Set down all of the data that follows word for word, without the images.

......

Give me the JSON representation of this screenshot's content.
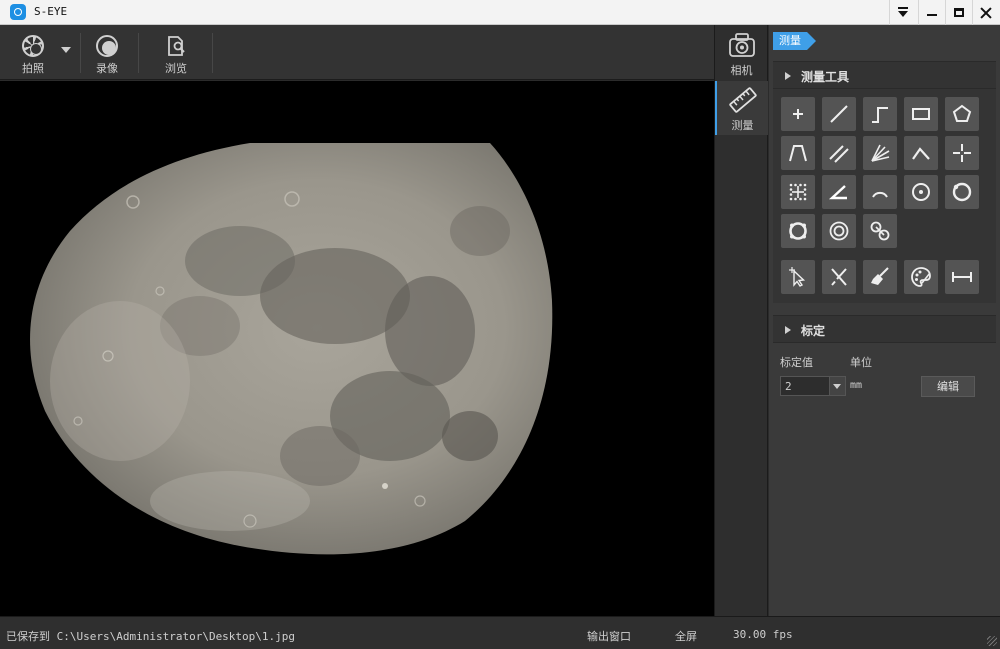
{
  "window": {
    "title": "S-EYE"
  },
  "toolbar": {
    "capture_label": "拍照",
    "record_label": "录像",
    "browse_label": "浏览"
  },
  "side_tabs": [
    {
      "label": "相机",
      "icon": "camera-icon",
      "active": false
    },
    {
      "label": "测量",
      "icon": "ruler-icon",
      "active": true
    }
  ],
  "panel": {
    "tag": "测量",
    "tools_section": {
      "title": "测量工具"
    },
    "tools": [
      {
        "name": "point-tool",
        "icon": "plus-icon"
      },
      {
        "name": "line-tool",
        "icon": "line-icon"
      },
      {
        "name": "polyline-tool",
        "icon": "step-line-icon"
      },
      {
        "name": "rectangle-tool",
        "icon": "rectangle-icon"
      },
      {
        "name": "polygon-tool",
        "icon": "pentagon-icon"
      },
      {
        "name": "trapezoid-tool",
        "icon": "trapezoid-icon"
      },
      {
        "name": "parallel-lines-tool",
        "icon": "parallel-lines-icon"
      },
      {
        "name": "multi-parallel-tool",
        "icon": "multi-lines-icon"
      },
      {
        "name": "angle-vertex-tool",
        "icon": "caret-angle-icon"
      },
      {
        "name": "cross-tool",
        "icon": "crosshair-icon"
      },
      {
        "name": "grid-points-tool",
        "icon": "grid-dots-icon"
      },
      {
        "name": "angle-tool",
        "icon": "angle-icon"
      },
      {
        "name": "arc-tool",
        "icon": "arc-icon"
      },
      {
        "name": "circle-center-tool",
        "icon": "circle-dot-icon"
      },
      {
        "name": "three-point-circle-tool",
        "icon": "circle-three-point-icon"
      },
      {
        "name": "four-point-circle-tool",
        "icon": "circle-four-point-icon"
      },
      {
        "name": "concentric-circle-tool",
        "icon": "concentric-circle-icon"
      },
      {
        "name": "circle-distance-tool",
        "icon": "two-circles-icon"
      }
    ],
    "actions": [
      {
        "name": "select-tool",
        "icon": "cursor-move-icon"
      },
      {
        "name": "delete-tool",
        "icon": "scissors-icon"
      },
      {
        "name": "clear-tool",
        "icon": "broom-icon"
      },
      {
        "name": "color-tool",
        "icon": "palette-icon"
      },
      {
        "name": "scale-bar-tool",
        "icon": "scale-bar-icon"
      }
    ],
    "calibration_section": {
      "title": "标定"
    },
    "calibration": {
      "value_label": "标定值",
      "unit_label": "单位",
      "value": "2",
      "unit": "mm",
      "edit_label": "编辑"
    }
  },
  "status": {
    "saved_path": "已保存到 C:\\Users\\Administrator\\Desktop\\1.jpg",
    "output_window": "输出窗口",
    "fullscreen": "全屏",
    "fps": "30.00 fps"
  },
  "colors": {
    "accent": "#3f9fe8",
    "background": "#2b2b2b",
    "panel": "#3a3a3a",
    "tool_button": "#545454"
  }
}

......

_Final answer_:
Give me the JSON representation of this screenshot's content.
{
  "window": {
    "title": "S-EYE"
  },
  "toolbar": {
    "capture_label": "拍照",
    "record_label": "录像",
    "browse_label": "浏览"
  },
  "side_tabs": [
    {
      "label": "相机",
      "icon": "camera-icon",
      "active": false
    },
    {
      "label": "测量",
      "icon": "ruler-icon",
      "active": true
    }
  ],
  "panel": {
    "tag": "测量",
    "tools_section": {
      "title": "测量工具"
    },
    "tools": [
      {
        "name": "point-tool",
        "icon": "plus-icon"
      },
      {
        "name": "line-tool",
        "icon": "line-icon"
      },
      {
        "name": "polyline-tool",
        "icon": "step-line-icon"
      },
      {
        "name": "rectangle-tool",
        "icon": "rectangle-icon"
      },
      {
        "name": "polygon-tool",
        "icon": "pentagon-icon"
      },
      {
        "name": "trapezoid-tool",
        "icon": "trapezoid-icon"
      },
      {
        "name": "parallel-lines-tool",
        "icon": "parallel-lines-icon"
      },
      {
        "name": "multi-parallel-tool",
        "icon": "multi-lines-icon"
      },
      {
        "name": "angle-vertex-tool",
        "icon": "caret-angle-icon"
      },
      {
        "name": "cross-tool",
        "icon": "crosshair-icon"
      },
      {
        "name": "grid-points-tool",
        "icon": "grid-dots-icon"
      },
      {
        "name": "angle-tool",
        "icon": "angle-icon"
      },
      {
        "name": "arc-tool",
        "icon": "arc-icon"
      },
      {
        "name": "circle-center-tool",
        "icon": "circle-dot-icon"
      },
      {
        "name": "three-point-circle-tool",
        "icon": "circle-three-point-icon"
      },
      {
        "name": "four-point-circle-tool",
        "icon": "circle-four-point-icon"
      },
      {
        "name": "concentric-circle-tool",
        "icon": "concentric-circle-icon"
      },
      {
        "name": "circle-distance-tool",
        "icon": "two-circles-icon"
      }
    ],
    "actions": [
      {
        "name": "select-tool",
        "icon": "cursor-move-icon"
      },
      {
        "name": "delete-tool",
        "icon": "scissors-icon"
      },
      {
        "name": "clear-tool",
        "icon": "broom-icon"
      },
      {
        "name": "color-tool",
        "icon": "palette-icon"
      },
      {
        "name": "scale-bar-tool",
        "icon": "scale-bar-icon"
      }
    ],
    "calibration_section": {
      "title": "标定"
    },
    "calibration": {
      "value_label": "标定值",
      "unit_label": "单位",
      "value": "2",
      "unit": "mm",
      "edit_label": "编辑"
    }
  },
  "status": {
    "saved_path": "已保存到 C:\\Users\\Administrator\\Desktop\\1.jpg",
    "output_window": "输出窗口",
    "fullscreen": "全屏",
    "fps": "30.00 fps"
  },
  "colors": {
    "accent": "#3f9fe8",
    "background": "#2b2b2b",
    "panel": "#3a3a3a",
    "tool_button": "#545454"
  }
}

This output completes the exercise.